**Stated task:** Scan the data. Collect each line that contains the word "time".

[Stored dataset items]
·····
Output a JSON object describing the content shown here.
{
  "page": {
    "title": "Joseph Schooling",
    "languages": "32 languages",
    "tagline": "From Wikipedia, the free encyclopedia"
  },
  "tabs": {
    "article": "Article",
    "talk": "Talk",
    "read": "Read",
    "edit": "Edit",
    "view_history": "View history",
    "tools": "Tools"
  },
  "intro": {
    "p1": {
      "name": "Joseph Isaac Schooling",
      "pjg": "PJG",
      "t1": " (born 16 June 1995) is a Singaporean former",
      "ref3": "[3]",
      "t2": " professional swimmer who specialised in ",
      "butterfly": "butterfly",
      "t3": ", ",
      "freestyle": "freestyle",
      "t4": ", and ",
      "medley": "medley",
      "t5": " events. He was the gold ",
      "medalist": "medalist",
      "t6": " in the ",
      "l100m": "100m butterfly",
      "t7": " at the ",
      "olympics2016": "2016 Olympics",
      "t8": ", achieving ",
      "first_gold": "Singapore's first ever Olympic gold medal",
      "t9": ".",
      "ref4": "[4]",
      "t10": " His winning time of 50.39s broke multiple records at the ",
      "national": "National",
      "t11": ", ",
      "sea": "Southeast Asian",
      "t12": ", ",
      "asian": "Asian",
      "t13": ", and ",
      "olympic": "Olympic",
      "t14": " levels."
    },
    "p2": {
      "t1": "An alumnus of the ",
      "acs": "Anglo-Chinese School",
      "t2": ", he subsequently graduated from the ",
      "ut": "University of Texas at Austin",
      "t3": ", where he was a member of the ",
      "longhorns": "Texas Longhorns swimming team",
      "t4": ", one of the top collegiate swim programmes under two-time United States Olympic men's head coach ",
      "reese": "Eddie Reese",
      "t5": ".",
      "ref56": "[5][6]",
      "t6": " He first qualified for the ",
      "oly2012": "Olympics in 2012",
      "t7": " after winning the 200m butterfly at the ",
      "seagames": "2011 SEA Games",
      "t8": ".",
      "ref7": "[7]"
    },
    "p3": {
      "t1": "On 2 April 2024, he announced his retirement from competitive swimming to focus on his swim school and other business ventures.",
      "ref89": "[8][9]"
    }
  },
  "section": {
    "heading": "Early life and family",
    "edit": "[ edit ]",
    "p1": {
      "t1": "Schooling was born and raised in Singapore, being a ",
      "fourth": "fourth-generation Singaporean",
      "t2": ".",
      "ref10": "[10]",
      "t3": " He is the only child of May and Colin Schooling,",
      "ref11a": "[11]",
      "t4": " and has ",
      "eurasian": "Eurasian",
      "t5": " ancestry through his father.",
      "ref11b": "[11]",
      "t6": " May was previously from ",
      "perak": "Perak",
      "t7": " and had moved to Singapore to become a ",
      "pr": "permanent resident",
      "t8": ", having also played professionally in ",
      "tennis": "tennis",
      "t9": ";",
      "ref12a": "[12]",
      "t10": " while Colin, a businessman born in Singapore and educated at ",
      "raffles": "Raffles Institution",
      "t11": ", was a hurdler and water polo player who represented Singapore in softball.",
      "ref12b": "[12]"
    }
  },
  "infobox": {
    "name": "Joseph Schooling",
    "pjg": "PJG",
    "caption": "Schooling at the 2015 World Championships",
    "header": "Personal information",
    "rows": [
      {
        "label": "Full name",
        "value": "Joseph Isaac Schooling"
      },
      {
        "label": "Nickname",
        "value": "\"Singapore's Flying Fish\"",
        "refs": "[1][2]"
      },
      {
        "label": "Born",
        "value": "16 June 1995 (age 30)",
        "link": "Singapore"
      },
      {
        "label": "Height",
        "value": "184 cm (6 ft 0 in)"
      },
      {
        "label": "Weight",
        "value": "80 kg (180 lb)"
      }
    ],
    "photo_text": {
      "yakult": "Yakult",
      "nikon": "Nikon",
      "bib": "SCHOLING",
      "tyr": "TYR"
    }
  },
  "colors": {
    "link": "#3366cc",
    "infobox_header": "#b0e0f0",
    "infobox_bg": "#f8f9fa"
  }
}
·····
**Response to this exercise:**
      "t10": " His winning time of 50.39s broke multiple records at the ",
      "t4": ", one of the top collegiate swim programmes under two-time United States Olympic men's head coach ",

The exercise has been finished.